* **Record set**

⟨

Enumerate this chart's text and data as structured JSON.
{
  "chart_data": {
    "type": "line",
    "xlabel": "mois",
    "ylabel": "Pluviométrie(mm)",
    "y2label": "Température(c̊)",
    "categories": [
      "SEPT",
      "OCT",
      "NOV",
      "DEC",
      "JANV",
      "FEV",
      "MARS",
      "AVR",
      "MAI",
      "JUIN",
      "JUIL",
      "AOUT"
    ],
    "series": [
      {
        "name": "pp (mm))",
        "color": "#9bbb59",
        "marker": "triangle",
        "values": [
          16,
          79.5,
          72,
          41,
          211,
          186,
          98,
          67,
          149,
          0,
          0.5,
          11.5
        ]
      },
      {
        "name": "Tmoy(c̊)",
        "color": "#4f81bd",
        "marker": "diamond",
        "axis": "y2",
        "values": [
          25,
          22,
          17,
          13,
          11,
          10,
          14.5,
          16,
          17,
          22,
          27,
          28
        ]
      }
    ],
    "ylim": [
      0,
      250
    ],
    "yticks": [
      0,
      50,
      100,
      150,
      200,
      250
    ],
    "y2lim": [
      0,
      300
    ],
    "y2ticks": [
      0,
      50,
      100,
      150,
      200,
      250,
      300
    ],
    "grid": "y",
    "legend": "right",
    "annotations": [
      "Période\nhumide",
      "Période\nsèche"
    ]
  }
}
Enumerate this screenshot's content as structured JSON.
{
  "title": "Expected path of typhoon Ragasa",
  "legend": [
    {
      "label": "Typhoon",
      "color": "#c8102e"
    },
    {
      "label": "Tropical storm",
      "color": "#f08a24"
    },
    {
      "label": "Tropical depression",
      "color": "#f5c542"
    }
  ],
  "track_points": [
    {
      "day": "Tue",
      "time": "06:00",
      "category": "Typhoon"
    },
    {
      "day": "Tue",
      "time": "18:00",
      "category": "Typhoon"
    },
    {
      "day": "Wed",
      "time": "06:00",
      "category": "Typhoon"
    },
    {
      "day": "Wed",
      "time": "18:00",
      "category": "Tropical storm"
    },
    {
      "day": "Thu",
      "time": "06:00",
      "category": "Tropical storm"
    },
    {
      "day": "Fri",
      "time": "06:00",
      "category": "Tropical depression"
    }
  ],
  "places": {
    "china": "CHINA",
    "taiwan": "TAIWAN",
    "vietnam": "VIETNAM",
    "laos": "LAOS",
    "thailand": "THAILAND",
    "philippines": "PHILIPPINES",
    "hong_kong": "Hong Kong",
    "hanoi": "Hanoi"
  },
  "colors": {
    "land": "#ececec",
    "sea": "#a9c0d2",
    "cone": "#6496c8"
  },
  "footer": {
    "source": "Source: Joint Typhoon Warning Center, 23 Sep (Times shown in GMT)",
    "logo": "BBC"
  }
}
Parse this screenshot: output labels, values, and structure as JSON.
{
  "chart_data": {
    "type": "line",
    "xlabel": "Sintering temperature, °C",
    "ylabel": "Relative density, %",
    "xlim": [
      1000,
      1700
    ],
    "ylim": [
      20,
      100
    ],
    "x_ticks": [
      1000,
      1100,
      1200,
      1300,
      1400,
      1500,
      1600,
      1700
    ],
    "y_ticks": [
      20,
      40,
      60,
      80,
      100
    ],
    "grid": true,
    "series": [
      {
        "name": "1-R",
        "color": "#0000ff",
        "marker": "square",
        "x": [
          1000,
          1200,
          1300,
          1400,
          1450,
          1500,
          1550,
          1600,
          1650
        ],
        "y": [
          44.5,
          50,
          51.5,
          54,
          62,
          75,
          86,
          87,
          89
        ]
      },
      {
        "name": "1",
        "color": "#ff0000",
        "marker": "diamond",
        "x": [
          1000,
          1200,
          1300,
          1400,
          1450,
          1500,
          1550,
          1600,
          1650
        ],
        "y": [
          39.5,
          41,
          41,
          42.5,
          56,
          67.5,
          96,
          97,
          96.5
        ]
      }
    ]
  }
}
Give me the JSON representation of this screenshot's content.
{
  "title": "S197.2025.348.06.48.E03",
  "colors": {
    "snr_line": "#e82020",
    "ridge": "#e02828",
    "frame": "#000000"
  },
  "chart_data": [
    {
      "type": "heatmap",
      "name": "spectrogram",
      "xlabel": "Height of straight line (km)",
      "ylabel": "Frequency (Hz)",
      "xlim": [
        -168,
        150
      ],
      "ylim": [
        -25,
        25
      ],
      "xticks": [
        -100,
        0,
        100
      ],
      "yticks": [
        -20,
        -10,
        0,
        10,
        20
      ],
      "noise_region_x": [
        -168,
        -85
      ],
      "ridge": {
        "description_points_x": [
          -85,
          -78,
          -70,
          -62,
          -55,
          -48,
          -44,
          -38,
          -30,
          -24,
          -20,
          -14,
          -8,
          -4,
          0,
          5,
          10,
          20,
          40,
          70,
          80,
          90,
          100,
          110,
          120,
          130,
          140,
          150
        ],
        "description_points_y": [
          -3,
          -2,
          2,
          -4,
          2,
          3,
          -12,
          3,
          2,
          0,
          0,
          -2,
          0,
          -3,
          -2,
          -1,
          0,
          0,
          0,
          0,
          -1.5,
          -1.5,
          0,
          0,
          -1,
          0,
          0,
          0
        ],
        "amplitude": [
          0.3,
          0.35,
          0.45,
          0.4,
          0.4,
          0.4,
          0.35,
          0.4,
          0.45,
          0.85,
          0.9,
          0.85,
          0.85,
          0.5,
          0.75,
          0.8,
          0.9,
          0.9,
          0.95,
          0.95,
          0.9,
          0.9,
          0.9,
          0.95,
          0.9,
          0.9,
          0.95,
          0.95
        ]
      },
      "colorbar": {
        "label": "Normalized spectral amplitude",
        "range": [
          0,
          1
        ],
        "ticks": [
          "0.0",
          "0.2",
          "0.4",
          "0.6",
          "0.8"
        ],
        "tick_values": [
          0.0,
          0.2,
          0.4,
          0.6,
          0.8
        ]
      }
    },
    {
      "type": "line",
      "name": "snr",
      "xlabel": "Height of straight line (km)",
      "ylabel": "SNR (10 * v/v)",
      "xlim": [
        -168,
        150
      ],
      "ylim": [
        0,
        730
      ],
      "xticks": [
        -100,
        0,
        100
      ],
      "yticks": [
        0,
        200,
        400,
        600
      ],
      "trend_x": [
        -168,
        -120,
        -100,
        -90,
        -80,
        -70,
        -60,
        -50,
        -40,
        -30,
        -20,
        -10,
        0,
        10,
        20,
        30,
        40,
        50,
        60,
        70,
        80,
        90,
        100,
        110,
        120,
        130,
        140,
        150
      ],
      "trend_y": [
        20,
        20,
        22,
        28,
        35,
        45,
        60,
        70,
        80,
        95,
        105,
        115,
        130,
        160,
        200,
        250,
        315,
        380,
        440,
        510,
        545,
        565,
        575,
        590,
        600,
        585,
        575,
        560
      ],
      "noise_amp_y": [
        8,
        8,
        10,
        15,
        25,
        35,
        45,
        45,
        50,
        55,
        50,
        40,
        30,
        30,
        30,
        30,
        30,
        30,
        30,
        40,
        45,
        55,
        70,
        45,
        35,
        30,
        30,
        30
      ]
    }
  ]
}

⟩

* **Set problem**
Look through the entries above and report each line where the string "amplitude" occurs.

* **Answer in full**
        "amplitude": [
        "label": "Normalized spectral amplitude",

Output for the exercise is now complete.